▶ _THE EXERCISE_
Transcribe the data in full and exactly, omitting any pictures.

==== SUPPLIED MATERIAL ====

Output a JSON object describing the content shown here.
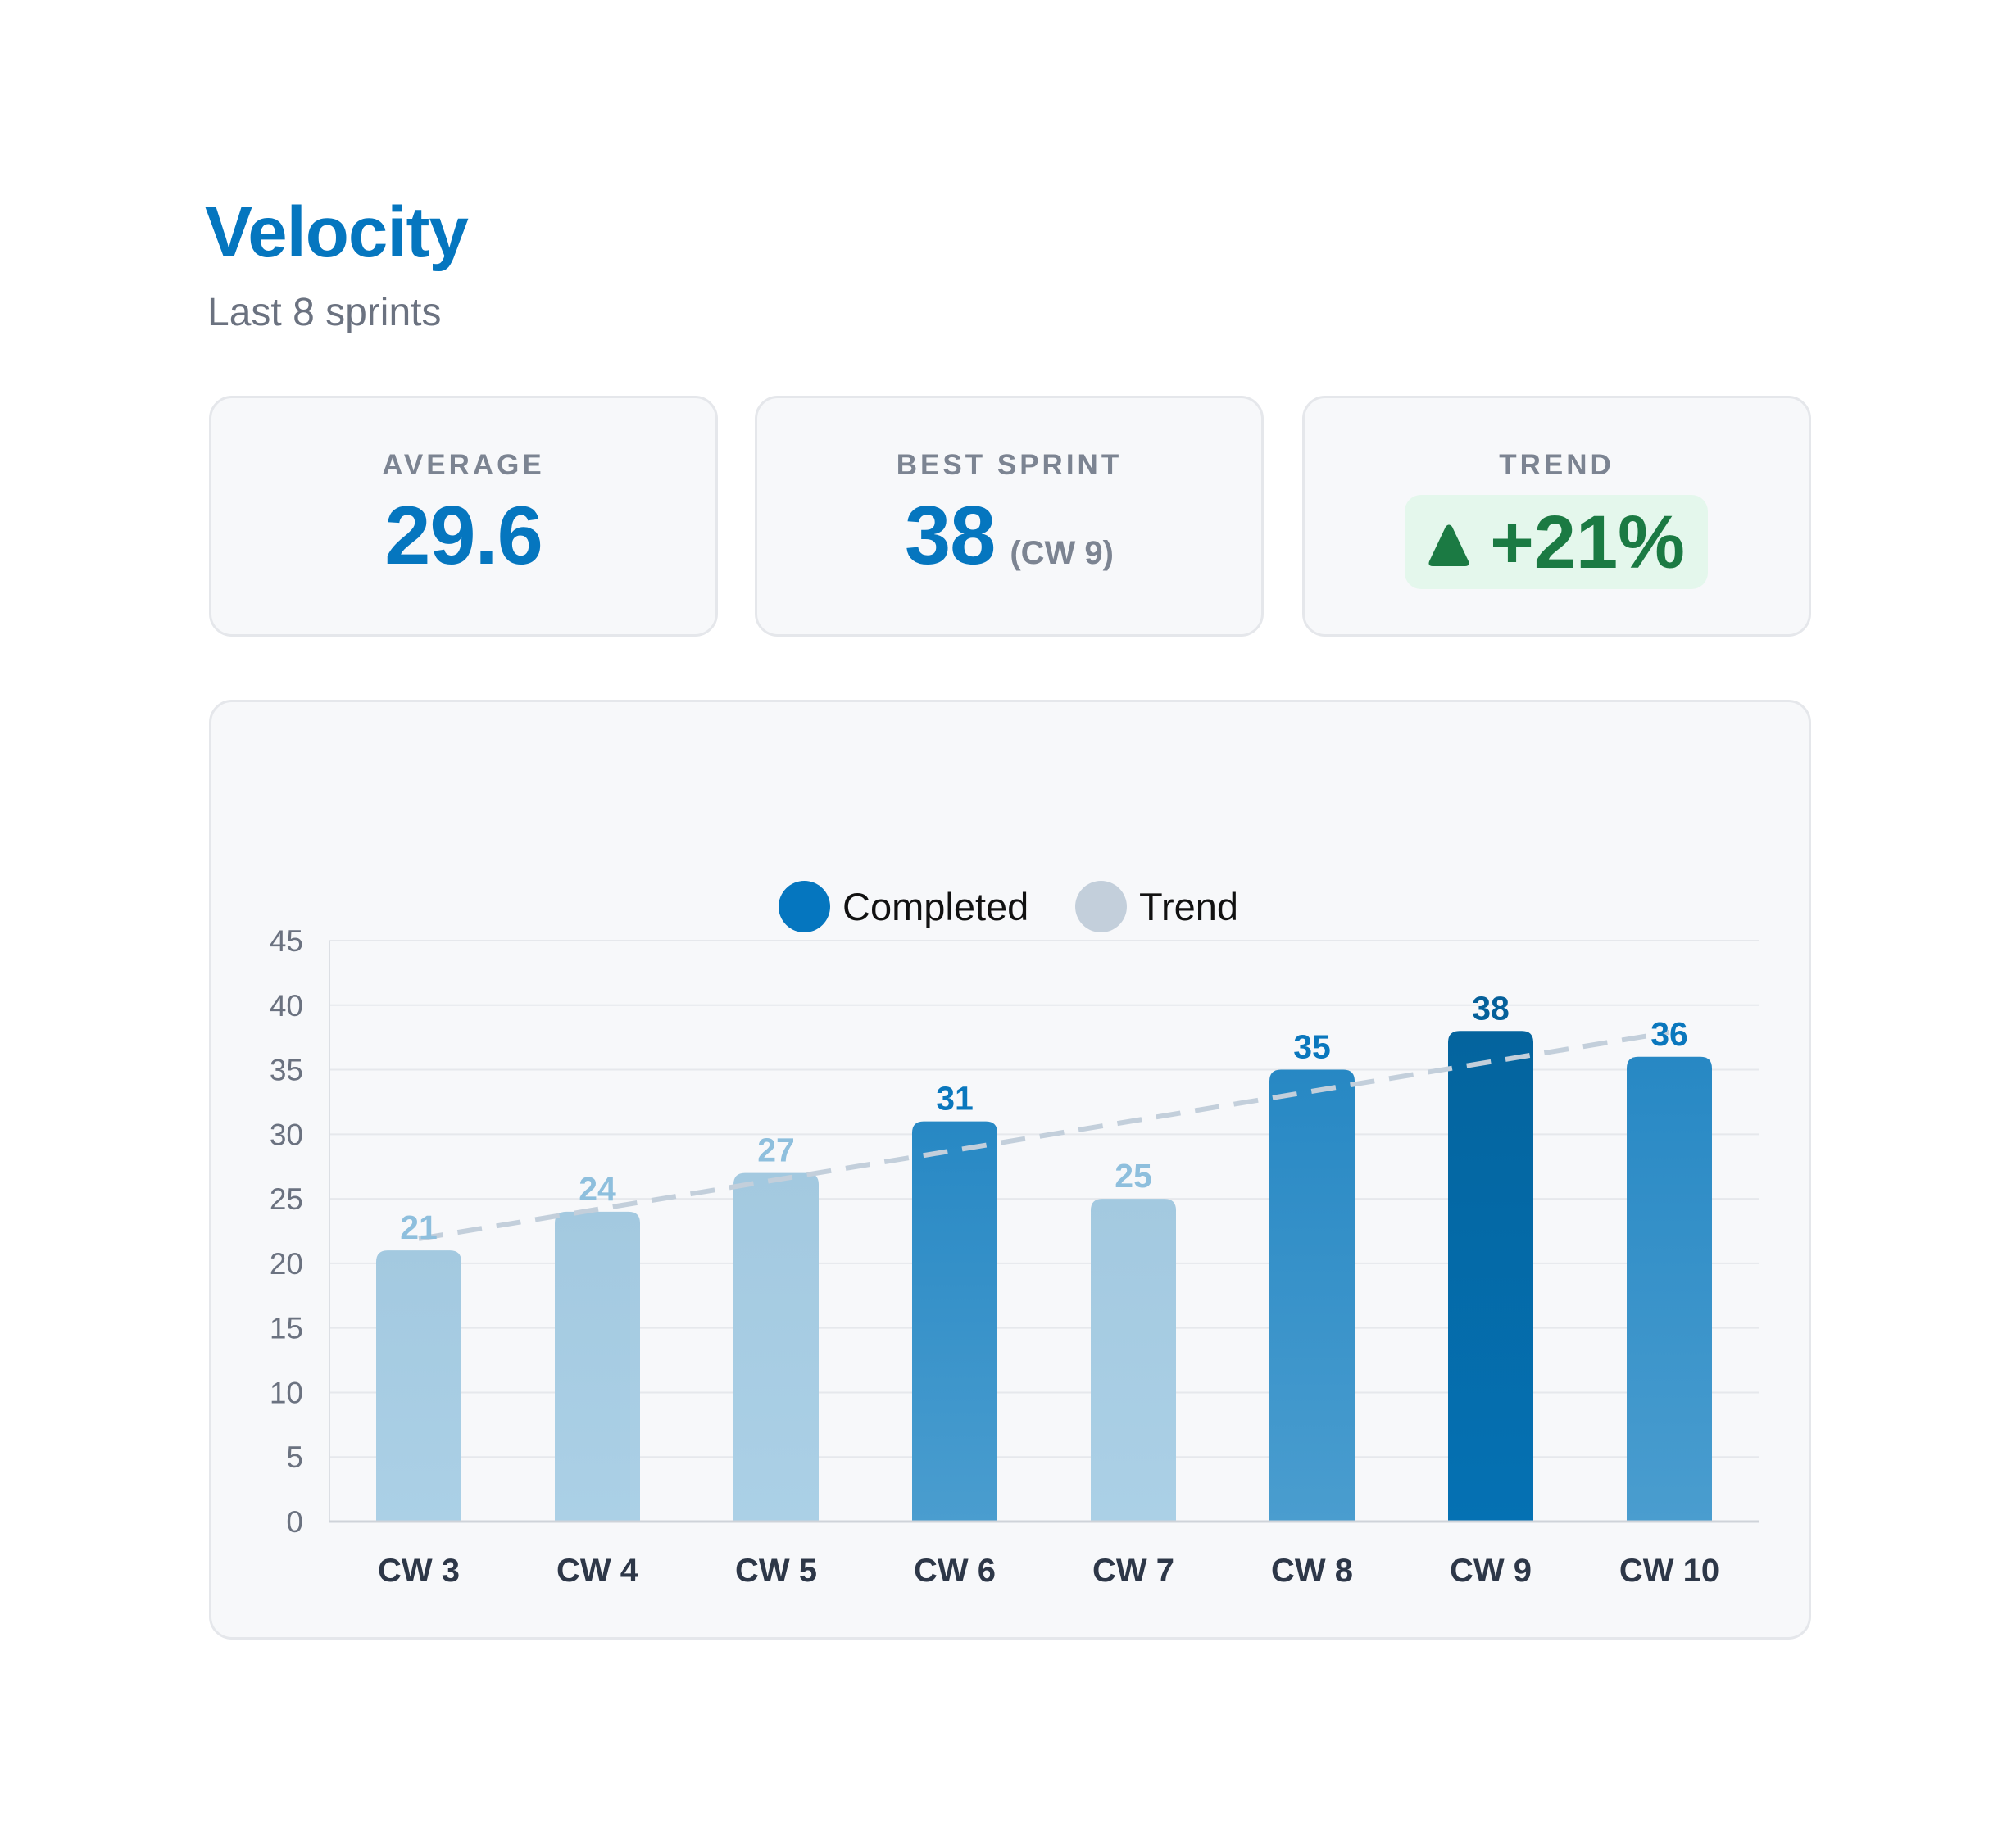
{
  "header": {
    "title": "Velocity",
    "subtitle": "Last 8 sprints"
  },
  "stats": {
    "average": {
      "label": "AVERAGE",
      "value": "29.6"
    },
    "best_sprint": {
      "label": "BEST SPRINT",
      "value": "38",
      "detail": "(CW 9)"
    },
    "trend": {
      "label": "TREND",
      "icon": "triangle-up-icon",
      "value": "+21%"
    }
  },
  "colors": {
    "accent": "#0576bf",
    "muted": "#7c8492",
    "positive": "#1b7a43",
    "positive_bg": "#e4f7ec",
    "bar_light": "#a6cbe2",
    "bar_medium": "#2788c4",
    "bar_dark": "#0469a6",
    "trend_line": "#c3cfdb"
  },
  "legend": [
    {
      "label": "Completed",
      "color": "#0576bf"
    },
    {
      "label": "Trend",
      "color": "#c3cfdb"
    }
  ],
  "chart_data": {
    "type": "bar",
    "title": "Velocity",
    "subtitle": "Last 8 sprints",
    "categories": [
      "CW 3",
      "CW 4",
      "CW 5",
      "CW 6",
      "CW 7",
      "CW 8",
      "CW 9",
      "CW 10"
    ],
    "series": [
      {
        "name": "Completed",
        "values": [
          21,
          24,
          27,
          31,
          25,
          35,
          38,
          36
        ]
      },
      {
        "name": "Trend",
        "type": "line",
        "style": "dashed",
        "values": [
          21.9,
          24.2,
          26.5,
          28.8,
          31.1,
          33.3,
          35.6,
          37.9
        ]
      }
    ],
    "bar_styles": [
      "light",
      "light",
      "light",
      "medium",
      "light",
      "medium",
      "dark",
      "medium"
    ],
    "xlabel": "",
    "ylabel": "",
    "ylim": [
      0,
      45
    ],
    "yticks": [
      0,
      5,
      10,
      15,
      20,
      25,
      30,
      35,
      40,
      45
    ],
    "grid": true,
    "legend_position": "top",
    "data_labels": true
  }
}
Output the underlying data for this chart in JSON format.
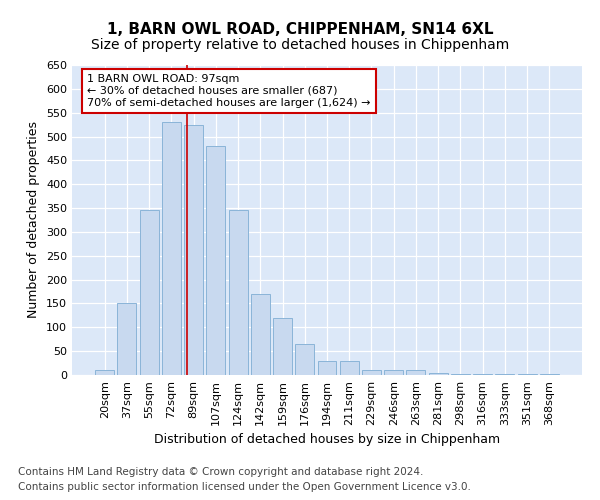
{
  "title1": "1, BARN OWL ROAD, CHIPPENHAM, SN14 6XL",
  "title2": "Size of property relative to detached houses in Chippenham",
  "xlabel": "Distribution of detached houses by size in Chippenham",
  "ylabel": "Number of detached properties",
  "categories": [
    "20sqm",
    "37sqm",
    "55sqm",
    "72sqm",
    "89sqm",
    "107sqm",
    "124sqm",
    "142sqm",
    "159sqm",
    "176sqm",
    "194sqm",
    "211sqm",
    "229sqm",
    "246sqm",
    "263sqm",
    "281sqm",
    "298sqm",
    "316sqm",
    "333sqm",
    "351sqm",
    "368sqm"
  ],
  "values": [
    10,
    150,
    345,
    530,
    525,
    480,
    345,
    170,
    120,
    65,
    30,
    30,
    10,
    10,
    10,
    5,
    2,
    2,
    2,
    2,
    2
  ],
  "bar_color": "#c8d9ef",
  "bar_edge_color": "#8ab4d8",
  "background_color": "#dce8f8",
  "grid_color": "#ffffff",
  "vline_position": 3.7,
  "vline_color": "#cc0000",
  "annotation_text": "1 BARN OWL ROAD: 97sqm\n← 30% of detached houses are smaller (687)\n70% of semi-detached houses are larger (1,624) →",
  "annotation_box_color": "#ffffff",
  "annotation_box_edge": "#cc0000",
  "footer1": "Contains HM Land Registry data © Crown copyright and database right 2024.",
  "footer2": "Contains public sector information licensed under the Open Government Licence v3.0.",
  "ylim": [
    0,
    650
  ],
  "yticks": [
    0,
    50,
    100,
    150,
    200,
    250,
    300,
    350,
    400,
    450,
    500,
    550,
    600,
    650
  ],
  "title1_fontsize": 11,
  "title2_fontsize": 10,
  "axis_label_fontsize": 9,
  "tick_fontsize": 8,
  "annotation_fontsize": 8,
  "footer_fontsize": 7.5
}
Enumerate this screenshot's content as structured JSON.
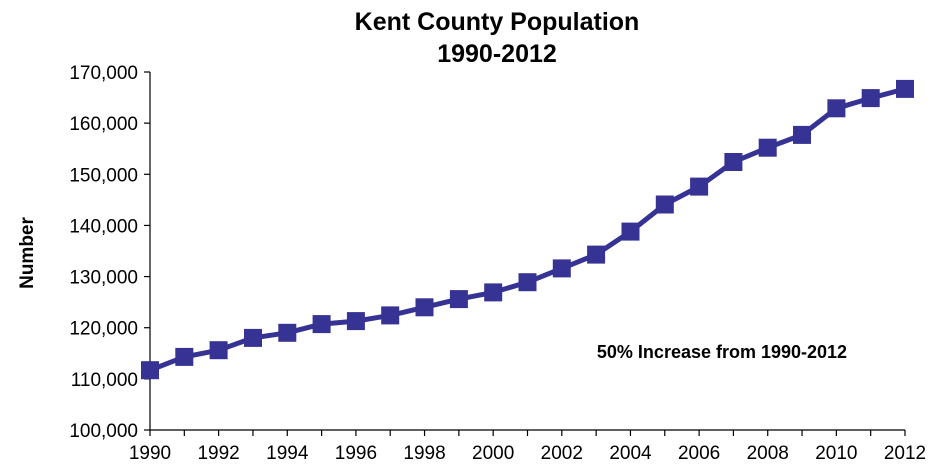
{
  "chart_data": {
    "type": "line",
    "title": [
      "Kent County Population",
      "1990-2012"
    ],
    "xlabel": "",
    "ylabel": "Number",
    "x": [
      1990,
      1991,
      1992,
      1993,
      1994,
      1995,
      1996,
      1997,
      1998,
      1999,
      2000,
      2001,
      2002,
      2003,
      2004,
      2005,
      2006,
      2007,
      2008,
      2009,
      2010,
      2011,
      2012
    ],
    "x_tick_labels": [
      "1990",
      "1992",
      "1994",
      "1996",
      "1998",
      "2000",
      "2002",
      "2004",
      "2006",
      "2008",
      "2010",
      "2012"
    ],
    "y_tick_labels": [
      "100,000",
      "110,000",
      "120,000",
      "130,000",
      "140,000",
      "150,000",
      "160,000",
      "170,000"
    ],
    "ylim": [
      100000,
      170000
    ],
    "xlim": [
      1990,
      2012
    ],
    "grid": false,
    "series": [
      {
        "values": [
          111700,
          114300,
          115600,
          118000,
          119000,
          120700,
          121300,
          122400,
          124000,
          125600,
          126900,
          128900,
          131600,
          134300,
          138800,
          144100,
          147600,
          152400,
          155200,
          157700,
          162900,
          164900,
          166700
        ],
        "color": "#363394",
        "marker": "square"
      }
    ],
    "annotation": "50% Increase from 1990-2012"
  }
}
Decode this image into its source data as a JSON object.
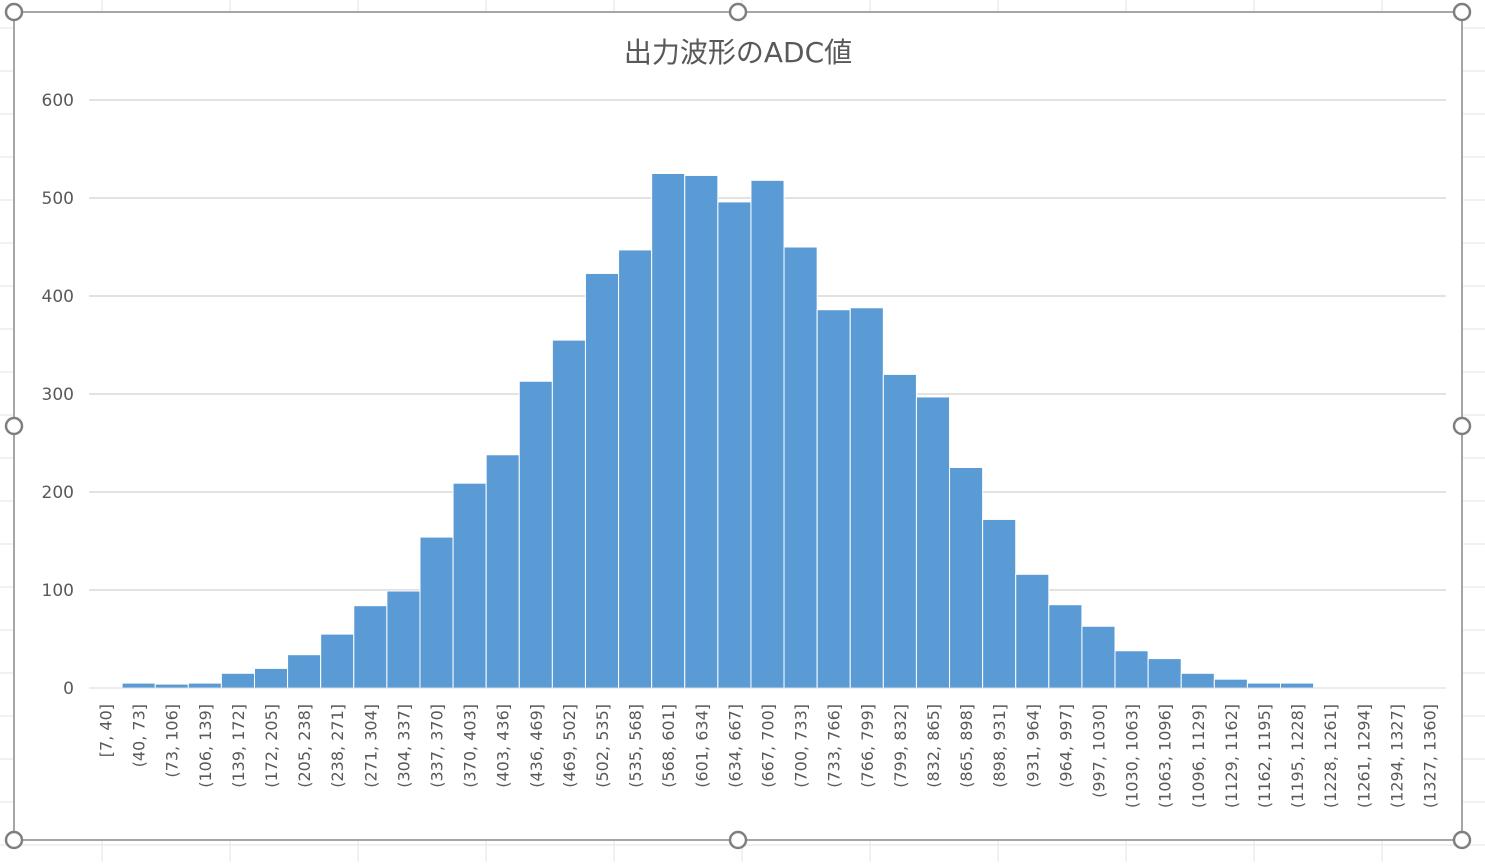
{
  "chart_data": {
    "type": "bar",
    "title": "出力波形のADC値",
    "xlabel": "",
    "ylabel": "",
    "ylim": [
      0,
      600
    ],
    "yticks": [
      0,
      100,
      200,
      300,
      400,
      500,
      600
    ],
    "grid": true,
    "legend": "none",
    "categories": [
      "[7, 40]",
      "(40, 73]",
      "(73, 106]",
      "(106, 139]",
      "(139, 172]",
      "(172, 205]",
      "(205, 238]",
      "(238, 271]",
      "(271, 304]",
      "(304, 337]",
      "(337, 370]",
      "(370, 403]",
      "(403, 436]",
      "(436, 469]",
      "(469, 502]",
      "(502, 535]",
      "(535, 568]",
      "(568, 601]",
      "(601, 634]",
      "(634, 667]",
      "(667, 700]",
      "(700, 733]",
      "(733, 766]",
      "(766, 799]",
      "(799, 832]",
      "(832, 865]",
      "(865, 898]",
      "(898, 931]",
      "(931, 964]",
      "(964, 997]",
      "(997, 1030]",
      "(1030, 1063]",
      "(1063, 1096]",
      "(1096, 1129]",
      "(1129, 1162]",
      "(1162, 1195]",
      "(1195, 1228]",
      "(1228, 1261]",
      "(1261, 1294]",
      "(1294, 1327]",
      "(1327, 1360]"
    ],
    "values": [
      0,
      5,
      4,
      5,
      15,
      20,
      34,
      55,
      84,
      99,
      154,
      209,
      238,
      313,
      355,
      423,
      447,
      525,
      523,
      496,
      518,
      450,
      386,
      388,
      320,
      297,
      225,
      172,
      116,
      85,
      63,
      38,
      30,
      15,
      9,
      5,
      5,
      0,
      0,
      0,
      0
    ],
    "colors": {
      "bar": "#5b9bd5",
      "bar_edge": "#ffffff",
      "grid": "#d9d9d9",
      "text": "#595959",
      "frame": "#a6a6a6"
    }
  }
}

====

▶ _TASK RESULT_
Output a JSON object describing the content shown here.
{
  "header": {
    "title": "Velocity",
    "subtitle": "Last 8 sprints"
  },
  "stats": {
    "average": {
      "label": "AVERAGE",
      "value": "29.6"
    },
    "best_sprint": {
      "label": "BEST SPRINT",
      "value": "38",
      "detail": "(CW 9)"
    },
    "trend": {
      "label": "TREND",
      "icon": "triangle-up-icon",
      "value": "+21%"
    }
  },
  "colors": {
    "accent": "#0576bf",
    "muted": "#7c8492",
    "positive": "#1b7a43",
    "positive_bg": "#e4f7ec",
    "bar_light": "#a6cbe2",
    "bar_medium": "#2788c4",
    "bar_dark": "#0469a6",
    "trend_line": "#c3cfdb"
  },
  "legend": [
    {
      "label": "Completed",
      "color": "#0576bf"
    },
    {
      "label": "Trend",
      "color": "#c3cfdb"
    }
  ],
  "chart_data": {
    "type": "bar",
    "title": "Velocity",
    "subtitle": "Last 8 sprints",
    "categories": [
      "CW 3",
      "CW 4",
      "CW 5",
      "CW 6",
      "CW 7",
      "CW 8",
      "CW 9",
      "CW 10"
    ],
    "series": [
      {
        "name": "Completed",
        "values": [
          21,
          24,
          27,
          31,
          25,
          35,
          38,
          36
        ]
      },
      {
        "name": "Trend",
        "type": "line",
        "style": "dashed",
        "values": [
          21.9,
          24.2,
          26.5,
          28.8,
          31.1,
          33.3,
          35.6,
          37.9
        ]
      }
    ],
    "bar_styles": [
      "light",
      "light",
      "light",
      "medium",
      "light",
      "medium",
      "dark",
      "medium"
    ],
    "xlabel": "",
    "ylabel": "",
    "ylim": [
      0,
      45
    ],
    "yticks": [
      0,
      5,
      10,
      15,
      20,
      25,
      30,
      35,
      40,
      45
    ],
    "grid": true,
    "legend_position": "top",
    "data_labels": true
  }
}
Output the underlying data for this chart in JSON format.
{
  "title1": "1, BARN OWL ROAD, CHIPPENHAM, SN14 6XL",
  "title2": "Size of property relative to detached houses in Chippenham",
  "xlabel": "Distribution of detached houses by size in Chippenham",
  "ylabel": "Number of detached properties",
  "categories": [
    "20sqm",
    "37sqm",
    "55sqm",
    "72sqm",
    "89sqm",
    "107sqm",
    "124sqm",
    "142sqm",
    "159sqm",
    "176sqm",
    "194sqm",
    "211sqm",
    "229sqm",
    "246sqm",
    "263sqm",
    "281sqm",
    "298sqm",
    "316sqm",
    "333sqm",
    "351sqm",
    "368sqm"
  ],
  "values": [
    10,
    150,
    345,
    530,
    525,
    480,
    345,
    170,
    120,
    65,
    30,
    30,
    10,
    10,
    10,
    5,
    2,
    2,
    2,
    2,
    2
  ],
  "bar_color": "#c8d9ef",
  "bar_edge_color": "#8ab4d8",
  "background_color": "#dce8f8",
  "grid_color": "#ffffff",
  "vline_position": 3.7,
  "vline_color": "#cc0000",
  "annotation_text": "1 BARN OWL ROAD: 97sqm\n← 30% of detached houses are smaller (687)\n70% of semi-detached houses are larger (1,624) →",
  "annotation_box_color": "#ffffff",
  "annotation_box_edge": "#cc0000",
  "footer1": "Contains HM Land Registry data © Crown copyright and database right 2024.",
  "footer2": "Contains public sector information licensed under the Open Government Licence v3.0.",
  "ylim": [
    0,
    650
  ],
  "yticks": [
    0,
    50,
    100,
    150,
    200,
    250,
    300,
    350,
    400,
    450,
    500,
    550,
    600,
    650
  ],
  "title1_fontsize": 11,
  "title2_fontsize": 10,
  "axis_label_fontsize": 9,
  "tick_fontsize": 8,
  "annotation_fontsize": 8,
  "footer_fontsize": 7.5
}
Enumerate this screenshot's content as structured JSON.
{
  "chart_data": {
    "type": "line",
    "title": [
      "Kent County Population",
      "1990-2012"
    ],
    "xlabel": "",
    "ylabel": "Number",
    "x": [
      1990,
      1991,
      1992,
      1993,
      1994,
      1995,
      1996,
      1997,
      1998,
      1999,
      2000,
      2001,
      2002,
      2003,
      2004,
      2005,
      2006,
      2007,
      2008,
      2009,
      2010,
      2011,
      2012
    ],
    "x_tick_labels": [
      "1990",
      "1992",
      "1994",
      "1996",
      "1998",
      "2000",
      "2002",
      "2004",
      "2006",
      "2008",
      "2010",
      "2012"
    ],
    "y_tick_labels": [
      "100,000",
      "110,000",
      "120,000",
      "130,000",
      "140,000",
      "150,000",
      "160,000",
      "170,000"
    ],
    "ylim": [
      100000,
      170000
    ],
    "xlim": [
      1990,
      2012
    ],
    "grid": false,
    "series": [
      {
        "values": [
          111700,
          114300,
          115600,
          118000,
          119000,
          120700,
          121300,
          122400,
          124000,
          125600,
          126900,
          128900,
          131600,
          134300,
          138800,
          144100,
          147600,
          152400,
          155200,
          157700,
          162900,
          164900,
          166700
        ],
        "color": "#363394",
        "marker": "square"
      }
    ],
    "annotation": "50% Increase from 1990-2012"
  }
}
Decode this image into its source data as a JSON object.
{
  "chart_data": {
    "type": "bar",
    "title": "出力波形のADC値",
    "xlabel": "",
    "ylabel": "",
    "ylim": [
      0,
      600
    ],
    "yticks": [
      0,
      100,
      200,
      300,
      400,
      500,
      600
    ],
    "grid": true,
    "legend": "none",
    "categories": [
      "[7, 40]",
      "(40, 73]",
      "(73, 106]",
      "(106, 139]",
      "(139, 172]",
      "(172, 205]",
      "(205, 238]",
      "(238, 271]",
      "(271, 304]",
      "(304, 337]",
      "(337, 370]",
      "(370, 403]",
      "(403, 436]",
      "(436, 469]",
      "(469, 502]",
      "(502, 535]",
      "(535, 568]",
      "(568, 601]",
      "(601, 634]",
      "(634, 667]",
      "(667, 700]",
      "(700, 733]",
      "(733, 766]",
      "(766, 799]",
      "(799, 832]",
      "(832, 865]",
      "(865, 898]",
      "(898, 931]",
      "(931, 964]",
      "(964, 997]",
      "(997, 1030]",
      "(1030, 1063]",
      "(1063, 1096]",
      "(1096, 1129]",
      "(1129, 1162]",
      "(1162, 1195]",
      "(1195, 1228]",
      "(1228, 1261]",
      "(1261, 1294]",
      "(1294, 1327]",
      "(1327, 1360]"
    ],
    "values": [
      0,
      5,
      4,
      5,
      15,
      20,
      34,
      55,
      84,
      99,
      154,
      209,
      238,
      313,
      355,
      423,
      447,
      525,
      523,
      496,
      518,
      450,
      386,
      388,
      320,
      297,
      225,
      172,
      116,
      85,
      63,
      38,
      30,
      15,
      9,
      5,
      5,
      0,
      0,
      0,
      0
    ],
    "colors": {
      "bar": "#5b9bd5",
      "bar_edge": "#ffffff",
      "grid": "#d9d9d9",
      "text": "#595959",
      "frame": "#a6a6a6"
    }
  }
}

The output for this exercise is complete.